Data entries:

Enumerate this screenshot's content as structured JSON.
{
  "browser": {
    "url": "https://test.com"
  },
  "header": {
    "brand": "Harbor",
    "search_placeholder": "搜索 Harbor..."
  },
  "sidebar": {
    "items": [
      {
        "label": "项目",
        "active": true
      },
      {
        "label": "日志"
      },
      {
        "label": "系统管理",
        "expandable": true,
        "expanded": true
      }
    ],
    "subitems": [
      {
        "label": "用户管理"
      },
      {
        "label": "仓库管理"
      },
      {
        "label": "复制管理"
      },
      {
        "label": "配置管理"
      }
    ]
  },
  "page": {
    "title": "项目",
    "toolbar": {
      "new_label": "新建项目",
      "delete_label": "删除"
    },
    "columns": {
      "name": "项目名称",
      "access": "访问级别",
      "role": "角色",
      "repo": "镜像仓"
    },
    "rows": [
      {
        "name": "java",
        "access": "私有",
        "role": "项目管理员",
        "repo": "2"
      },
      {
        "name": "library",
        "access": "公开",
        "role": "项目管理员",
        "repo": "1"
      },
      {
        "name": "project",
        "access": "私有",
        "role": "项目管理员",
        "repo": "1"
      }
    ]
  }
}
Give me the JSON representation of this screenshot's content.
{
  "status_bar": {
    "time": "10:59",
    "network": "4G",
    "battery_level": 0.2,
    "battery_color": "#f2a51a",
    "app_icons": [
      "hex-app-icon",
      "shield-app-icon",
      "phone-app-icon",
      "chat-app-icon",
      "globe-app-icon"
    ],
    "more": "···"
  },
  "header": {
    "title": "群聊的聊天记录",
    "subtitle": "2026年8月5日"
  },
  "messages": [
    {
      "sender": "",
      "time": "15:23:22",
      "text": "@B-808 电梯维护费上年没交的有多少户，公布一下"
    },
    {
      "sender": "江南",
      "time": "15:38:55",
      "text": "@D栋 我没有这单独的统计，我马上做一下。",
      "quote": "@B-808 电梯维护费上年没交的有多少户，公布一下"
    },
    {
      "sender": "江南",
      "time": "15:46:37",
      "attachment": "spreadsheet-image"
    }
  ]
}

WHAT THE EXERCISE ASKS:
Copy all lines from the entries that contain the word "content".

TASK RESPONSE:
Enumerate this screenshot's content as structured JSON.
Give me the JSON representation of this screenshot's content.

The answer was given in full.